**Your instructions:** Repeat each record below exactly as given.

(Dataset items)

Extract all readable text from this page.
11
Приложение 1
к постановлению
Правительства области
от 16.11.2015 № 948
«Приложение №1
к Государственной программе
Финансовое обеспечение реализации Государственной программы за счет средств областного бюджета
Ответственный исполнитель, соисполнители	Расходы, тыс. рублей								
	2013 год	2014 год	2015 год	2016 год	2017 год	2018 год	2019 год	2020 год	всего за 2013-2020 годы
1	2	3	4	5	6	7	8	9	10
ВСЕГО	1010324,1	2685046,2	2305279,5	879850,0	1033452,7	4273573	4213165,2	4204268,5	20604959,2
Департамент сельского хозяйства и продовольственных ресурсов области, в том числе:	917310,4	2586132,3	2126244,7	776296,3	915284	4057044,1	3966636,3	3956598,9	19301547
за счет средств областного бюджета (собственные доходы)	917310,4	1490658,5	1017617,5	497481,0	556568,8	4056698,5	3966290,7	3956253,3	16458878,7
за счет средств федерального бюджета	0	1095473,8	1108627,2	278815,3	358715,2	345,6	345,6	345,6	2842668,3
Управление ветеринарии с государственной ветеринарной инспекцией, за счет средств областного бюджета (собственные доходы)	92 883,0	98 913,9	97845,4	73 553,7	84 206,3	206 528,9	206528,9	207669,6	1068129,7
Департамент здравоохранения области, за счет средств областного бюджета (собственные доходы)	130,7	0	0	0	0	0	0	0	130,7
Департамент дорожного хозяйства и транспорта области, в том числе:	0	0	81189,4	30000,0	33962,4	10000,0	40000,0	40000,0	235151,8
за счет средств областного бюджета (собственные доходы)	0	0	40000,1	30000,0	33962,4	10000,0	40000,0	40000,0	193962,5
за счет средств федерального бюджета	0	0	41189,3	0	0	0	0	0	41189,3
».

**Written answer:**
Extract all readable text from this page.
11
Приложение 1
к постановлению
Правительства области
от 16.11.2015 № 948
«Приложение №1
к Государственной программе
Финансовое обеспечение реализации Государственной программы за счет средств областного бюджета
Ответственный исполнитель, соисполнители	Расходы, тыс. рублей								
	2013 год	2014 год	2015 год	2016 год	2017 год	2018 год	2019 год	2020 год	всего за 2013-2020 годы
1	2	3	4	5	6	7	8	9	10
ВСЕГО	1010324,1	2685046,2	2305279,5	879850,0	1033452,7	4273573	4213165,2	4204268,5	20604959,2
Департамент сельского хозяйства и продовольственных ресурсов области, в том числе:	917310,4	2586132,3	2126244,7	776296,3	915284	4057044,1	3966636,3	3956598,9	19301547
за счет средств областного бюджета (собственные доходы)	917310,4	1490658,5	1017617,5	497481,0	556568,8	4056698,5	3966290,7	3956253,3	16458878,7
за счет средств федерального бюджета	0	1095473,8	1108627,2	278815,3	358715,2	345,6	345,6	345,6	2842668,3
Управление ветеринарии с государственной ветеринарной инспекцией, за счет средств областного бюджета (собственные доходы)	92 883,0	98 913,9	97845,4	73 553,7	84 206,3	206 528,9	206528,9	207669,6	1068129,7
Департамент здравоохранения области, за счет средств областного бюджета (собственные доходы)	130,7	0	0	0	0	0	0	0	130,7
Департамент дорожного хозяйства и транспорта области, в том числе:	0	0	81189,4	30000,0	33962,4	10000,0	40000,0	40000,0	235151,8
за счет средств областного бюджета (собственные доходы)	0	0	40000,1	30000,0	33962,4	10000,0	40000,0	40000,0	193962,5
за счет средств федерального бюджета	0	0	41189,3	0	0	0	0	0	41189,3
».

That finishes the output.